- **What you will do**: Copy each line holding the string "xlabel".

___ Raw records

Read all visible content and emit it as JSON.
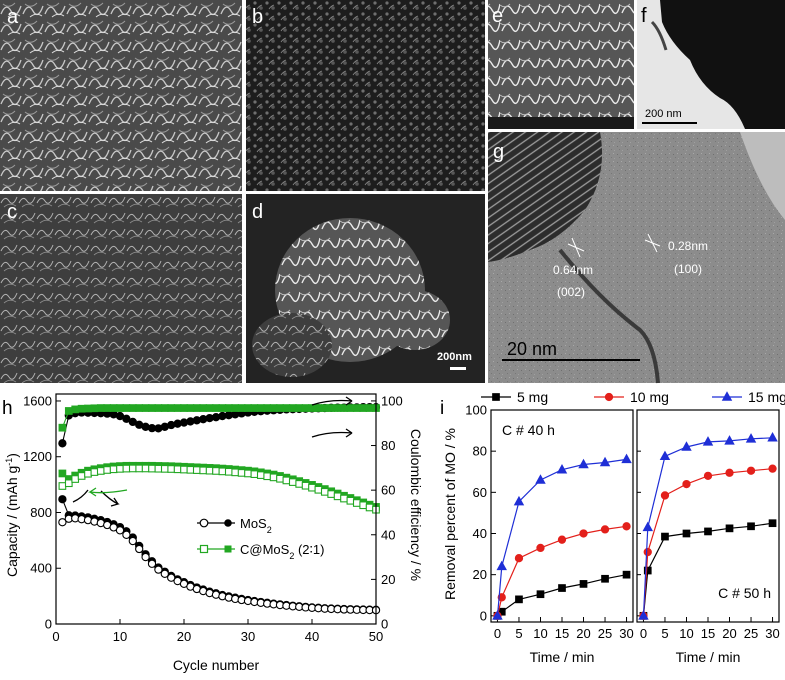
{
  "micrographs": {
    "panels": [
      {
        "label": "a",
        "kind": "sem"
      },
      {
        "label": "b",
        "kind": "sem"
      },
      {
        "label": "c",
        "kind": "sem"
      },
      {
        "label": "d",
        "kind": "sem"
      },
      {
        "label": "e",
        "kind": "sem"
      },
      {
        "label": "f",
        "kind": "tem"
      },
      {
        "label": "g",
        "kind": "hrtem"
      }
    ],
    "scalebars": {
      "d": "200nm",
      "f": "200 nm",
      "g": "20 nm"
    },
    "lattice": [
      {
        "spacing": "0.64nm",
        "plane": "(002)"
      },
      {
        "spacing": "0.28nm",
        "plane": "(100)"
      }
    ]
  },
  "chart_data": [
    {
      "panel": "h",
      "type": "line",
      "xlabel": "Cycle number",
      "ylabel": "Capacity / (mAh g",
      "ylabel_sup": "-1",
      "ylabel_suffix": ")",
      "y2label": "Coulombic efficiency / %",
      "xlim": [
        0,
        50
      ],
      "ylim": [
        0,
        1650
      ],
      "y2lim": [
        0,
        103.1
      ],
      "xticks": [
        "0",
        "10",
        "20",
        "30",
        "40",
        "50"
      ],
      "yticks": [
        "0",
        "400",
        "800",
        "1200",
        "1600"
      ],
      "y2ticks": [
        "0",
        "20",
        "40",
        "60",
        "80",
        "100"
      ],
      "legend": [
        {
          "label": "MoS",
          "sub": "2",
          "suffix": "",
          "color": "#000000"
        },
        {
          "label": "C@MoS",
          "sub": "2",
          "suffix": " (2∶1)",
          "color": "#22a722"
        }
      ],
      "legend_position": "center-right",
      "series": [
        {
          "group": "MoS2",
          "kind": "charge",
          "axis": "left",
          "color": "#000000",
          "marker": "filled",
          "x": [
            1,
            2,
            3,
            4,
            5,
            6,
            7,
            8,
            9,
            10,
            11,
            12,
            13,
            14,
            15,
            16,
            17,
            18,
            19,
            20,
            21,
            22,
            23,
            24,
            25,
            26,
            27,
            28,
            29,
            30,
            31,
            32,
            33,
            34,
            35,
            36,
            37,
            38,
            39,
            40,
            41,
            42,
            43,
            44,
            45,
            46,
            47,
            48,
            49,
            50
          ],
          "y": [
            895,
            780,
            778,
            772,
            765,
            755,
            745,
            732,
            715,
            695,
            665,
            620,
            560,
            500,
            450,
            405,
            375,
            345,
            320,
            300,
            280,
            262,
            247,
            232,
            220,
            208,
            198,
            189,
            180,
            172,
            165,
            158,
            152,
            146,
            141,
            136,
            131,
            127,
            123,
            119,
            116,
            113,
            111,
            109,
            107,
            106,
            105,
            104,
            103,
            102
          ]
        },
        {
          "group": "MoS2",
          "kind": "discharge",
          "axis": "left",
          "color": "#000000",
          "marker": "open",
          "x": [
            1,
            2,
            3,
            4,
            5,
            6,
            7,
            8,
            9,
            10,
            11,
            12,
            13,
            14,
            15,
            16,
            17,
            18,
            19,
            20,
            21,
            22,
            23,
            24,
            25,
            26,
            27,
            28,
            29,
            30,
            31,
            32,
            33,
            34,
            35,
            36,
            37,
            38,
            39,
            40,
            41,
            42,
            43,
            44,
            45,
            46,
            47,
            48,
            49,
            50
          ],
          "y": [
            730,
            755,
            758,
            752,
            745,
            735,
            724,
            710,
            693,
            672,
            640,
            595,
            538,
            480,
            432,
            390,
            360,
            332,
            308,
            288,
            268,
            251,
            236,
            222,
            210,
            199,
            189,
            180,
            172,
            165,
            158,
            152,
            146,
            141,
            136,
            131,
            127,
            123,
            119,
            116,
            113,
            110,
            108,
            106,
            104,
            103,
            102,
            101,
            100,
            99
          ]
        },
        {
          "group": "C@MoS2",
          "kind": "charge",
          "axis": "left",
          "color": "#22a722",
          "marker": "filled",
          "x": [
            1,
            2,
            3,
            4,
            5,
            6,
            7,
            8,
            9,
            10,
            11,
            12,
            13,
            14,
            15,
            16,
            17,
            18,
            19,
            20,
            21,
            22,
            23,
            24,
            25,
            26,
            27,
            28,
            29,
            30,
            31,
            32,
            33,
            34,
            35,
            36,
            37,
            38,
            39,
            40,
            41,
            42,
            43,
            44,
            45,
            46,
            47,
            48,
            49,
            50
          ],
          "y": [
            1080,
            1040,
            1065,
            1085,
            1100,
            1110,
            1118,
            1125,
            1130,
            1133,
            1135,
            1135,
            1135,
            1135,
            1135,
            1134,
            1133,
            1132,
            1130,
            1128,
            1126,
            1124,
            1122,
            1120,
            1118,
            1115,
            1112,
            1108,
            1104,
            1100,
            1095,
            1088,
            1080,
            1072,
            1062,
            1050,
            1038,
            1025,
            1012,
            998,
            983,
            968,
            952,
            936,
            920,
            904,
            888,
            872,
            856,
            840
          ]
        },
        {
          "group": "C@MoS2",
          "kind": "discharge",
          "axis": "left",
          "color": "#22a722",
          "marker": "open",
          "x": [
            1,
            2,
            3,
            4,
            5,
            6,
            7,
            8,
            9,
            10,
            11,
            12,
            13,
            14,
            15,
            16,
            17,
            18,
            19,
            20,
            21,
            22,
            23,
            24,
            25,
            26,
            27,
            28,
            29,
            30,
            31,
            32,
            33,
            34,
            35,
            36,
            37,
            38,
            39,
            40,
            41,
            42,
            43,
            44,
            45,
            46,
            47,
            48,
            49,
            50
          ],
          "y": [
            990,
            1010,
            1040,
            1062,
            1078,
            1090,
            1098,
            1105,
            1110,
            1113,
            1115,
            1116,
            1116,
            1116,
            1115,
            1114,
            1113,
            1112,
            1110,
            1108,
            1106,
            1104,
            1102,
            1100,
            1098,
            1095,
            1092,
            1088,
            1084,
            1080,
            1075,
            1068,
            1060,
            1052,
            1042,
            1030,
            1018,
            1005,
            992,
            978,
            963,
            948,
            932,
            916,
            900,
            884,
            868,
            852,
            836,
            820
          ]
        },
        {
          "group": "MoS2",
          "kind": "coulombic-efficiency",
          "axis": "right",
          "color": "#000000",
          "marker": "filled",
          "x": [
            1,
            2,
            3,
            4,
            5,
            6,
            7,
            8,
            9,
            10,
            11,
            12,
            13,
            14,
            15,
            16,
            17,
            18,
            19,
            20,
            21,
            22,
            23,
            24,
            25,
            26,
            27,
            28,
            29,
            30,
            31,
            32,
            33,
            34,
            35,
            36,
            37,
            38,
            39,
            40,
            41,
            42,
            43,
            44,
            45,
            46,
            47,
            48,
            49,
            50
          ],
          "y": [
            81,
            93.5,
            94.5,
            94.8,
            94.7,
            94.6,
            94.5,
            94.3,
            94.0,
            93.2,
            92.0,
            90.6,
            89.3,
            88.4,
            87.8,
            87.7,
            88.4,
            89.2,
            89.8,
            90.3,
            90.8,
            91.3,
            91.8,
            92.3,
            92.7,
            93.2,
            93.6,
            94.0,
            94.4,
            94.8,
            95.1,
            95.4,
            95.6,
            95.8,
            96.0,
            96.2,
            96.3,
            96.4,
            96.5,
            96.6,
            96.7,
            96.8,
            96.9,
            97.0,
            97.0,
            97.1,
            97.1,
            97.2,
            97.2,
            97.2
          ]
        },
        {
          "group": "C@MoS2",
          "kind": "coulombic-efficiency",
          "axis": "right",
          "color": "#22a722",
          "marker": "filled",
          "x": [
            1,
            2,
            3,
            4,
            5,
            6,
            7,
            8,
            9,
            10,
            11,
            12,
            13,
            14,
            15,
            16,
            17,
            18,
            19,
            20,
            21,
            22,
            23,
            24,
            25,
            26,
            27,
            28,
            29,
            30,
            31,
            32,
            33,
            34,
            35,
            36,
            37,
            38,
            39,
            40,
            41,
            42,
            43,
            44,
            45,
            46,
            47,
            48,
            49,
            50
          ],
          "y": [
            88,
            95.5,
            96.2,
            96.5,
            96.6,
            96.7,
            96.8,
            96.8,
            96.8,
            96.8,
            96.8,
            96.8,
            96.8,
            96.8,
            96.8,
            96.8,
            96.8,
            96.8,
            96.8,
            96.8,
            96.8,
            96.8,
            96.8,
            96.8,
            96.8,
            96.8,
            96.8,
            96.8,
            96.8,
            96.8,
            96.8,
            96.8,
            96.8,
            96.8,
            96.8,
            96.8,
            96.8,
            96.8,
            96.8,
            96.8,
            96.8,
            96.8,
            96.8,
            96.8,
            96.8,
            96.8,
            96.8,
            96.8,
            96.8,
            96.8
          ]
        }
      ]
    },
    {
      "panel": "i",
      "type": "line",
      "ylabel": "Removal percent of MO / %",
      "xlabel": "Time / min",
      "ylim": [
        -3,
        100
      ],
      "yticks": [
        "0",
        "20",
        "40",
        "60",
        "80",
        "100"
      ],
      "legend": [
        {
          "label": "5 mg",
          "color": "#000000",
          "marker": "square"
        },
        {
          "label": "10 mg",
          "color": "#e3201b",
          "marker": "circle"
        },
        {
          "label": "15 mg",
          "color": "#1f2fd6",
          "marker": "triangle"
        }
      ],
      "legend_position": "top",
      "subplots": [
        {
          "annotation": "C # 40 h",
          "xlim": [
            -1.5,
            31.5
          ],
          "xticks": [
            "0",
            "5",
            "10",
            "15",
            "20",
            "25",
            "30"
          ],
          "series": [
            {
              "name": "5 mg",
              "x": [
                0,
                1,
                5,
                10,
                15,
                20,
                25,
                30
              ],
              "y": [
                0,
                2,
                8,
                10.5,
                13.5,
                15.5,
                18,
                20
              ]
            },
            {
              "name": "10 mg",
              "x": [
                0,
                1,
                5,
                10,
                15,
                20,
                25,
                30
              ],
              "y": [
                0,
                9,
                28,
                33,
                37,
                40,
                42,
                43.5
              ]
            },
            {
              "name": "15 mg",
              "x": [
                0,
                1,
                5,
                10,
                15,
                20,
                25,
                30
              ],
              "y": [
                0,
                24,
                55.5,
                66,
                71,
                73.5,
                74.5,
                76
              ]
            }
          ]
        },
        {
          "annotation": "C # 50 h",
          "xlim": [
            -1.5,
            31.5
          ],
          "xticks": [
            "0",
            "5",
            "10",
            "15",
            "20",
            "25",
            "30"
          ],
          "series": [
            {
              "name": "5 mg",
              "x": [
                0,
                1,
                5,
                10,
                15,
                20,
                25,
                30
              ],
              "y": [
                0,
                22,
                38.5,
                40,
                41,
                42.5,
                43.5,
                45
              ]
            },
            {
              "name": "10 mg",
              "x": [
                0,
                1,
                5,
                10,
                15,
                20,
                25,
                30
              ],
              "y": [
                0,
                31,
                58.5,
                64,
                68,
                69.5,
                70.5,
                71.5
              ]
            },
            {
              "name": "15 mg",
              "x": [
                0,
                1,
                5,
                10,
                15,
                20,
                25,
                30
              ],
              "y": [
                0,
                43,
                77.5,
                82,
                84.5,
                85,
                86,
                86.5
              ]
            }
          ]
        }
      ]
    }
  ]
}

______

- **Task solution**:
      "xlabel": "Cycle number",
      "xlabel": "Time / min",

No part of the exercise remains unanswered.